- SHORT PROBLEM: Give again only what runs from the line with "Serialize everything readable" to the final line of the entries below, exactly as written and without pictures.

- MATERIAL FOR THIS TASK:
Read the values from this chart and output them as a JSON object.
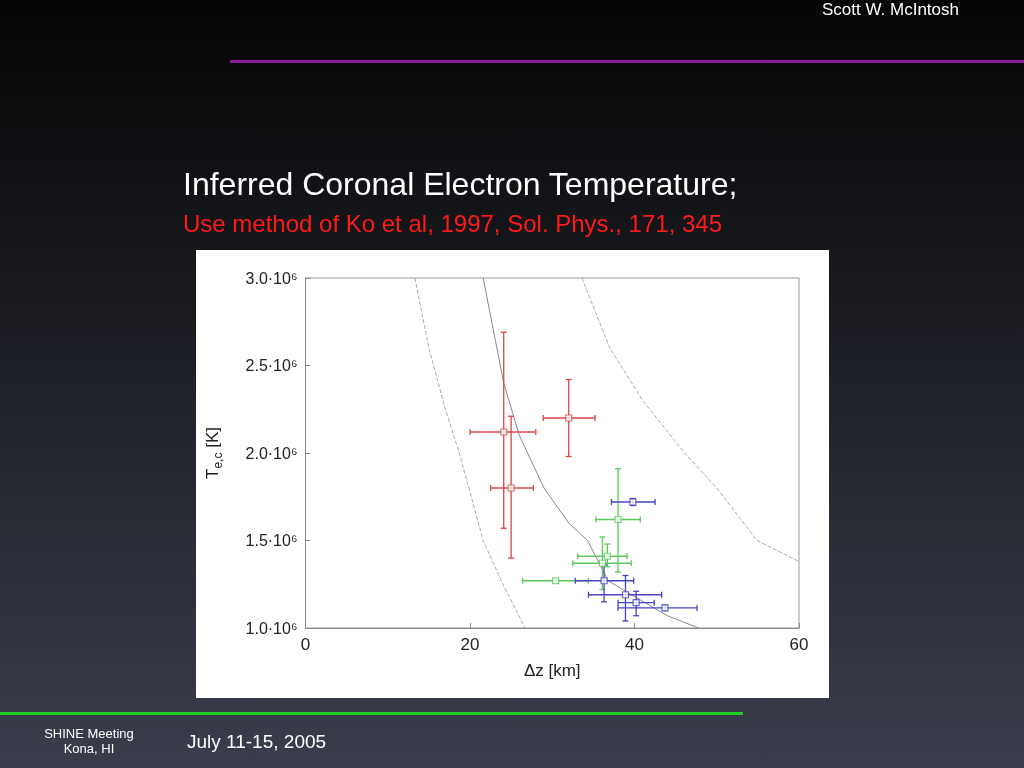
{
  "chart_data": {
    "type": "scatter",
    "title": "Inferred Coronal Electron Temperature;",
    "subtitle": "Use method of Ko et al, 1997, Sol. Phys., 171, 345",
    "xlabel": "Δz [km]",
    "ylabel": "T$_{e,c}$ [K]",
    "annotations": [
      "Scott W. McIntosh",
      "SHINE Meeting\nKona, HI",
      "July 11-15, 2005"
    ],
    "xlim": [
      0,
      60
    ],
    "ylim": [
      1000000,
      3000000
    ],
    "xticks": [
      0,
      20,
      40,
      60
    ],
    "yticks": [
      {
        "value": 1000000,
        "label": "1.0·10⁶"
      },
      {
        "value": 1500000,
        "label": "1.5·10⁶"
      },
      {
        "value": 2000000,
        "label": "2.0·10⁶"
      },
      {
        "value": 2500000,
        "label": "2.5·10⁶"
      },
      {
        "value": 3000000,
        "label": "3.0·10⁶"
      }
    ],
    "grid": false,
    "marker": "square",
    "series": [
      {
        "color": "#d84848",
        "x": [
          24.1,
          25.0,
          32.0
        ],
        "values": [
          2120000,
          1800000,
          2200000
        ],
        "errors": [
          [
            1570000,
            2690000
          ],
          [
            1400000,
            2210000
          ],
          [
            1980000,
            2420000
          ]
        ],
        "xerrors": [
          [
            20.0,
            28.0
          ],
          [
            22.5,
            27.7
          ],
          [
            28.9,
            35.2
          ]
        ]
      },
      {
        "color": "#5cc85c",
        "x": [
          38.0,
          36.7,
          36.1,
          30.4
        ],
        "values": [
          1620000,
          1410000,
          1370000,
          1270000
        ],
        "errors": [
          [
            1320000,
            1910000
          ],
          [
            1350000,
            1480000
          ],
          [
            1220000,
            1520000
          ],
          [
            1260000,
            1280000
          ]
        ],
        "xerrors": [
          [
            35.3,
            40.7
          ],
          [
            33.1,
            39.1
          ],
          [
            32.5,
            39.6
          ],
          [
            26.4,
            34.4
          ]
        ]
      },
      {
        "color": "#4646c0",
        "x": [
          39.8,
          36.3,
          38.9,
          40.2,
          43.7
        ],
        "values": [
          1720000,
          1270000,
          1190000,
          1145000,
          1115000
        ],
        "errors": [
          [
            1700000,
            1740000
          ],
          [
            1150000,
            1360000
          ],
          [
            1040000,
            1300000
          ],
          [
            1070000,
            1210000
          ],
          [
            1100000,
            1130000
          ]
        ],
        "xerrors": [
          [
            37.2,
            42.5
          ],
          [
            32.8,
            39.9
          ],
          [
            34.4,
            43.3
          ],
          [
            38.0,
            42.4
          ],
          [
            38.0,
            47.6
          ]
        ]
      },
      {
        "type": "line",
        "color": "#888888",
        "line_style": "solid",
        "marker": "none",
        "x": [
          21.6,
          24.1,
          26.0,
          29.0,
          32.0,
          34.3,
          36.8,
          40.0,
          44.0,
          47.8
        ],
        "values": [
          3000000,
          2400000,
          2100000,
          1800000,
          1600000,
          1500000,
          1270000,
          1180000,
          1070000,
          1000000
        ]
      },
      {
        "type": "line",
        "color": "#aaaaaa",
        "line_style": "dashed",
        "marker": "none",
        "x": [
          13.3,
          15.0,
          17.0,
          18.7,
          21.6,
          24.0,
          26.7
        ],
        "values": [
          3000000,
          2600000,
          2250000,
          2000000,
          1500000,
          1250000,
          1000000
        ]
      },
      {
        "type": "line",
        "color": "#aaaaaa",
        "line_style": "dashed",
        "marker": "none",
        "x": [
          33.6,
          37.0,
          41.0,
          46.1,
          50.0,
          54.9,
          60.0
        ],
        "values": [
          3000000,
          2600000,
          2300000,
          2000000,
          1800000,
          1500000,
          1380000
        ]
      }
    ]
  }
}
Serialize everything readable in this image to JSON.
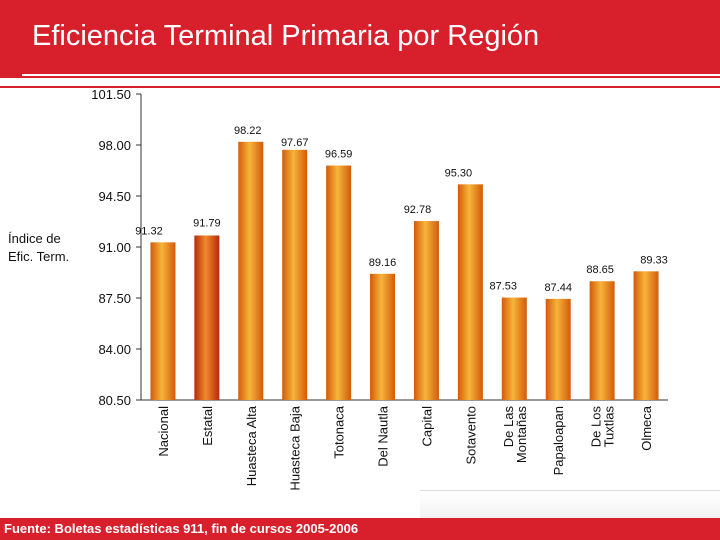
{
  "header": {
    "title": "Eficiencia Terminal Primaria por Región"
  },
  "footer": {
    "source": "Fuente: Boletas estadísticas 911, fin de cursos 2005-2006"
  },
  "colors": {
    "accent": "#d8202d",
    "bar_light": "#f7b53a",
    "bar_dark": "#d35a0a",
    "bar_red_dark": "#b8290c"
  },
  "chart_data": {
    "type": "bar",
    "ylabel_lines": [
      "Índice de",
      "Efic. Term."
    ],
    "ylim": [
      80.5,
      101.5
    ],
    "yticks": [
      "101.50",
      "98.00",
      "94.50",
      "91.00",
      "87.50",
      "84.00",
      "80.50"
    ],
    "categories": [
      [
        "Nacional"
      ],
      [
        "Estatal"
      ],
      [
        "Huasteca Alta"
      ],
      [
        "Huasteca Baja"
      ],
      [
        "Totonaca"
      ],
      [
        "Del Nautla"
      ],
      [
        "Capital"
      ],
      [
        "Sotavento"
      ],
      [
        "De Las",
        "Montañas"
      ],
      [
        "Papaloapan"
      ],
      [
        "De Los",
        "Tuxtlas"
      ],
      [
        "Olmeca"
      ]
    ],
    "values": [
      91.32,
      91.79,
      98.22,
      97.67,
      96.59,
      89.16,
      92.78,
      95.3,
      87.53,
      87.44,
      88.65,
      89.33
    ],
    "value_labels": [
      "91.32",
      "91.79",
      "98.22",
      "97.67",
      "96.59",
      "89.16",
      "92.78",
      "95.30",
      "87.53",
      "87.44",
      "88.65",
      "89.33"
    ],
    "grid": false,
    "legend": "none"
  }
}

- ANSWER TO THIS TASK:
Serialize everything readable in this image to JSON.
{
  "header": {
    "title": "Eficiencia Terminal Primaria por Región"
  },
  "footer": {
    "source": "Fuente: Boletas estadísticas 911, fin de cursos 2005-2006"
  },
  "colors": {
    "accent": "#d8202d",
    "bar_light": "#f7b53a",
    "bar_dark": "#d35a0a",
    "bar_red_dark": "#b8290c"
  },
  "chart_data": {
    "type": "bar",
    "ylabel_lines": [
      "Índice de",
      "Efic. Term."
    ],
    "ylim": [
      80.5,
      101.5
    ],
    "yticks": [
      "101.50",
      "98.00",
      "94.50",
      "91.00",
      "87.50",
      "84.00",
      "80.50"
    ],
    "categories": [
      [
        "Nacional"
      ],
      [
        "Estatal"
      ],
      [
        "Huasteca Alta"
      ],
      [
        "Huasteca Baja"
      ],
      [
        "Totonaca"
      ],
      [
        "Del Nautla"
      ],
      [
        "Capital"
      ],
      [
        "Sotavento"
      ],
      [
        "De Las",
        "Montañas"
      ],
      [
        "Papaloapan"
      ],
      [
        "De Los",
        "Tuxtlas"
      ],
      [
        "Olmeca"
      ]
    ],
    "values": [
      91.32,
      91.79,
      98.22,
      97.67,
      96.59,
      89.16,
      92.78,
      95.3,
      87.53,
      87.44,
      88.65,
      89.33
    ],
    "value_labels": [
      "91.32",
      "91.79",
      "98.22",
      "97.67",
      "96.59",
      "89.16",
      "92.78",
      "95.30",
      "87.53",
      "87.44",
      "88.65",
      "89.33"
    ],
    "grid": false,
    "legend": "none"
  }
}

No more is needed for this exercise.